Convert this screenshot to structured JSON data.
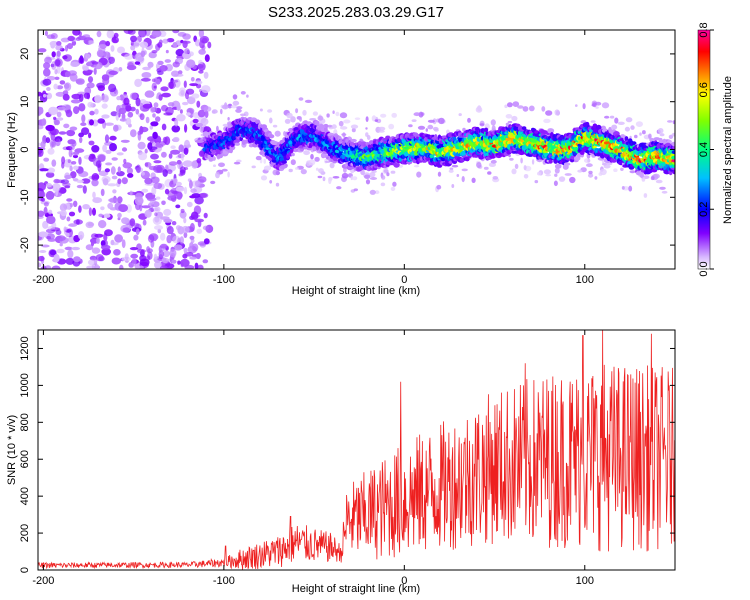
{
  "title": "S233.2025.283.03.29.G17",
  "chart_data": [
    {
      "type": "heatmap",
      "name": "spectrogram",
      "xlabel": "Height of straight line (km)",
      "ylabel": "Frequency (Hz)",
      "xlim": [
        -203,
        150
      ],
      "ylim": [
        -25,
        25
      ],
      "xticks": [
        -200,
        -100,
        0,
        100
      ],
      "yticks": [
        -20,
        -10,
        0,
        10,
        20
      ],
      "colorbar": {
        "label": "Normalized spectral amplitude",
        "range": [
          0.0,
          0.8
        ],
        "ticks": [
          "0.0",
          "0.2",
          "0.4",
          "0.6",
          "0.8"
        ],
        "colors": [
          "#ffffff",
          "#cc99ff",
          "#8000ff",
          "#0000ff",
          "#00c0ff",
          "#00ff80",
          "#80ff00",
          "#ffff00",
          "#ff8000",
          "#ff0000",
          "#ff00a0"
        ]
      },
      "features": {
        "noise_region_x": [
          -203,
          -108
        ],
        "noise_amplitude": 0.1,
        "ridge": [
          {
            "x": -110,
            "f": 0.5
          },
          {
            "x": -100,
            "f": 1.5
          },
          {
            "x": -90,
            "f": 4.5
          },
          {
            "x": -80,
            "f": 3.0
          },
          {
            "x": -70,
            "f": -2.0
          },
          {
            "x": -60,
            "f": 2.5
          },
          {
            "x": -50,
            "f": 3.0
          },
          {
            "x": -40,
            "f": 0.5
          },
          {
            "x": -30,
            "f": -1.0
          },
          {
            "x": -20,
            "f": -1.5
          },
          {
            "x": -10,
            "f": -0.5
          },
          {
            "x": 0,
            "f": 0.0
          },
          {
            "x": 10,
            "f": 0.5
          },
          {
            "x": 20,
            "f": -0.5
          },
          {
            "x": 30,
            "f": 0.5
          },
          {
            "x": 40,
            "f": 1.5
          },
          {
            "x": 50,
            "f": 1.0
          },
          {
            "x": 60,
            "f": 2.5
          },
          {
            "x": 70,
            "f": 1.5
          },
          {
            "x": 80,
            "f": 0.5
          },
          {
            "x": 90,
            "f": 0.0
          },
          {
            "x": 100,
            "f": 2.5
          },
          {
            "x": 110,
            "f": 1.5
          },
          {
            "x": 120,
            "f": 0.0
          },
          {
            "x": 130,
            "f": -2.0
          },
          {
            "x": 140,
            "f": -1.5
          },
          {
            "x": 150,
            "f": -2.0
          }
        ],
        "ridge_amplitude": [
          {
            "x": -110,
            "a": 0.25
          },
          {
            "x": -80,
            "a": 0.3
          },
          {
            "x": -40,
            "a": 0.3
          },
          {
            "x": -20,
            "a": 0.5
          },
          {
            "x": 0,
            "a": 0.6
          },
          {
            "x": 50,
            "a": 0.7
          },
          {
            "x": 100,
            "a": 0.75
          },
          {
            "x": 150,
            "a": 0.75
          }
        ]
      }
    },
    {
      "type": "line",
      "name": "snr",
      "color": "#ee2020",
      "xlabel": "Height of straight line (km)",
      "ylabel": "SNR (10 * v/v)",
      "xlim": [
        -203,
        150
      ],
      "ylim": [
        0,
        1300
      ],
      "xticks": [
        -200,
        -100,
        0,
        100
      ],
      "yticks": [
        0,
        200,
        400,
        600,
        800,
        1000,
        1200
      ],
      "envelope": [
        {
          "x": -203,
          "base": 25,
          "spread": 15
        },
        {
          "x": -120,
          "base": 28,
          "spread": 15
        },
        {
          "x": -100,
          "base": 40,
          "spread": 25
        },
        {
          "x": -90,
          "base": 60,
          "spread": 60
        },
        {
          "x": -70,
          "base": 100,
          "spread": 90
        },
        {
          "x": -60,
          "base": 150,
          "spread": 110
        },
        {
          "x": -40,
          "base": 120,
          "spread": 80
        },
        {
          "x": -35,
          "base": 90,
          "spread": 50
        },
        {
          "x": -32,
          "base": 260,
          "spread": 200
        },
        {
          "x": -20,
          "base": 300,
          "spread": 250
        },
        {
          "x": 0,
          "base": 380,
          "spread": 320
        },
        {
          "x": 20,
          "base": 450,
          "spread": 350
        },
        {
          "x": 50,
          "base": 560,
          "spread": 420
        },
        {
          "x": 80,
          "base": 600,
          "spread": 480
        },
        {
          "x": 110,
          "base": 620,
          "spread": 520
        },
        {
          "x": 150,
          "base": 600,
          "spread": 500
        }
      ],
      "peaks": [
        {
          "x": -99,
          "y": 130
        },
        {
          "x": -63,
          "y": 290
        },
        {
          "x": -2,
          "y": 1020
        },
        {
          "x": 67,
          "y": 1120
        },
        {
          "x": 99,
          "y": 1270
        },
        {
          "x": 110,
          "y": 1300
        },
        {
          "x": 137,
          "y": 1280
        }
      ]
    }
  ]
}
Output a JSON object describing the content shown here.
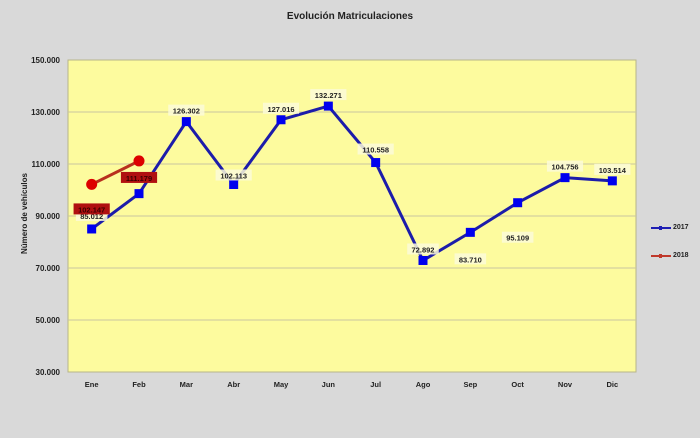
{
  "chart_data": {
    "type": "line",
    "title": "Evolución Matriculaciones",
    "xlabel": "",
    "ylabel": "Número de vehículos",
    "ylim": [
      30000,
      150000
    ],
    "yticks": [
      30000,
      50000,
      70000,
      90000,
      110000,
      130000,
      150000
    ],
    "ytick_labels": [
      "30.000",
      "50.000",
      "70.000",
      "90.000",
      "110.000",
      "130.000",
      "150.000"
    ],
    "grid": true,
    "legend_position": "right",
    "categories": [
      "Ene",
      "Feb",
      "Mar",
      "Abr",
      "May",
      "Jun",
      "Jul",
      "Ago",
      "Sep",
      "Oct",
      "Nov",
      "Dic"
    ],
    "series": [
      {
        "name": "2017",
        "color": "#0000cc",
        "marker": "square",
        "values": [
          85012,
          98600,
          126302,
          102113,
          127016,
          132271,
          110558,
          72892,
          83710,
          95109,
          104756,
          103514
        ],
        "labels": [
          "85.012",
          "",
          "126.302",
          "102.113",
          "127.016",
          "132.271",
          "110.558",
          "72.892",
          "83.710",
          "95.109",
          "104.756",
          "103.514"
        ]
      },
      {
        "name": "2018",
        "color": "#c00000",
        "marker": "circle",
        "values": [
          102147,
          111179,
          null,
          null,
          null,
          null,
          null,
          null,
          null,
          null,
          null,
          null
        ],
        "labels": [
          "102.147",
          "111.179",
          "",
          "",
          "",
          "",
          "",
          "",
          "",
          "",
          "",
          ""
        ]
      }
    ]
  },
  "legend": {
    "items": [
      {
        "label": "2017",
        "color": "#1f1fb4"
      },
      {
        "label": "2018",
        "color": "#c0392b"
      }
    ]
  }
}
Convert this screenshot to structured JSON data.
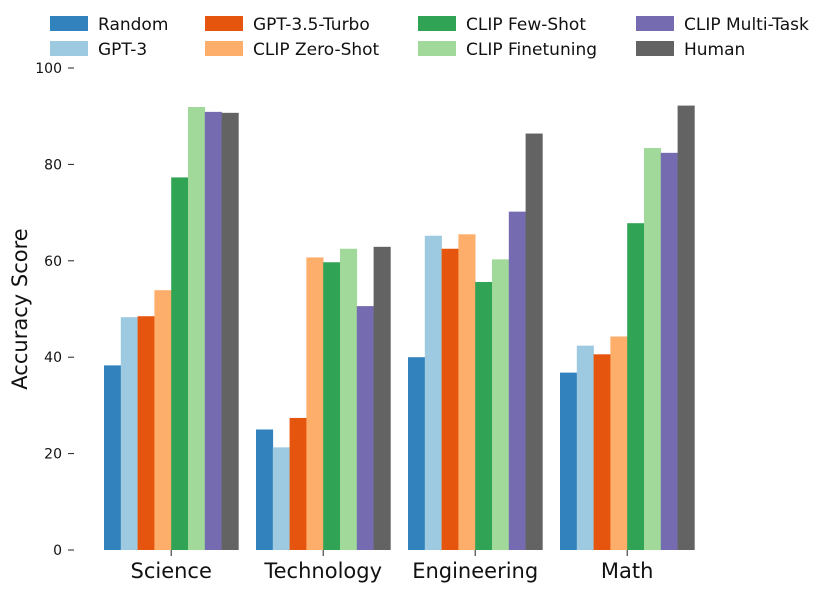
{
  "chart_data": {
    "type": "bar",
    "title": "",
    "xlabel": "",
    "ylabel": "Accuracy Score",
    "ylim": [
      0,
      100
    ],
    "yticks": [
      0,
      20,
      40,
      60,
      80,
      100
    ],
    "grid": false,
    "legend_position": "top",
    "categories": [
      "Science",
      "Technology",
      "Engineering",
      "Math"
    ],
    "series": [
      {
        "name": "Random",
        "color": "#3182bd",
        "values": [
          38.3,
          25.0,
          40.0,
          36.8
        ]
      },
      {
        "name": "GPT-3",
        "color": "#9ecae1",
        "values": [
          48.3,
          21.3,
          65.2,
          42.4
        ]
      },
      {
        "name": "GPT-3.5-Turbo",
        "color": "#e6550d",
        "values": [
          48.5,
          27.4,
          62.5,
          40.6
        ]
      },
      {
        "name": "CLIP Zero-Shot",
        "color": "#fdae6b",
        "values": [
          53.9,
          60.7,
          65.5,
          44.3
        ]
      },
      {
        "name": "CLIP Few-Shot",
        "color": "#31a354",
        "values": [
          77.3,
          59.7,
          55.6,
          67.8
        ]
      },
      {
        "name": "CLIP Finetuning",
        "color": "#a1d99b",
        "values": [
          91.9,
          62.5,
          60.3,
          83.4
        ]
      },
      {
        "name": "CLIP Multi-Task",
        "color": "#756bb1",
        "values": [
          90.9,
          50.6,
          70.2,
          82.4
        ]
      },
      {
        "name": "Human",
        "color": "#636363",
        "values": [
          90.7,
          62.9,
          86.4,
          92.2
        ]
      }
    ]
  }
}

++++

• **Given task**
Find and copy every line in the entries above where the string "title" occurs.

• **Task result**
  "title": "S233.2025.283.03.29.G17",
    "title": "Evolución Matriculaciones",
    "title": "",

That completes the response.